Rows from a dataset:
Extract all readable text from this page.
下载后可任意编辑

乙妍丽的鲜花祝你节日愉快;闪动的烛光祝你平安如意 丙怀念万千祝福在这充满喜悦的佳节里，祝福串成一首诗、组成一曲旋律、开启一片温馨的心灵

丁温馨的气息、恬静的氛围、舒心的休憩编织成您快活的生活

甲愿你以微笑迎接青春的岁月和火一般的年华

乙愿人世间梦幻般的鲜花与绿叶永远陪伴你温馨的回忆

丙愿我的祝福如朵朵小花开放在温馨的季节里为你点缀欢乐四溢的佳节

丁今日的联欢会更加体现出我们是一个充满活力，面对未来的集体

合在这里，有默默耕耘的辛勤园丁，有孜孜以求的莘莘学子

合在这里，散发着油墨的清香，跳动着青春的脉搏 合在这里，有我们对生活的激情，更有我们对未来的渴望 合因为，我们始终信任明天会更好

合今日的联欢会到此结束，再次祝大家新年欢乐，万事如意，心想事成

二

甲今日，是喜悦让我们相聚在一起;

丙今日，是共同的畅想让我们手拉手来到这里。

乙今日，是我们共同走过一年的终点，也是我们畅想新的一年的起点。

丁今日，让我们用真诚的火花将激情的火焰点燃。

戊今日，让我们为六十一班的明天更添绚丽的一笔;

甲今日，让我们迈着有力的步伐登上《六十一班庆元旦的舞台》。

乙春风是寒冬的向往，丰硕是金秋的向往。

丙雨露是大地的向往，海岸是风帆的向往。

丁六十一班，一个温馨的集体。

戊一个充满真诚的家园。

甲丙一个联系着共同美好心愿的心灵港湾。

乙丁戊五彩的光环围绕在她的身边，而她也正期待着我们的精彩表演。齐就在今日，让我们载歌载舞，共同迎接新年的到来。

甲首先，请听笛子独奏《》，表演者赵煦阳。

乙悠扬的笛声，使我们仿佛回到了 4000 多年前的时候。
---
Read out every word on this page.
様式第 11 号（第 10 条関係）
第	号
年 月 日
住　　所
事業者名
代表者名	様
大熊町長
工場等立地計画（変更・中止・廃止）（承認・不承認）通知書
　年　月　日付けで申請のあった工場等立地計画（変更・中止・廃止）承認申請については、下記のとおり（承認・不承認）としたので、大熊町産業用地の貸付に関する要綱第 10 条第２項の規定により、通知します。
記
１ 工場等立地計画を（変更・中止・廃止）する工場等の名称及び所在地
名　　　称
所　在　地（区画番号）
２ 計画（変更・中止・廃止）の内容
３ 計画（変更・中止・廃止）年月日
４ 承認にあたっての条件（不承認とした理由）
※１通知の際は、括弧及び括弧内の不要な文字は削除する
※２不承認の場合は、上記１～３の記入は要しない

▶ [EXERCISE] Tally the lines above containing "page". Answer with the count only.

▶ [FINAL RESULT] 2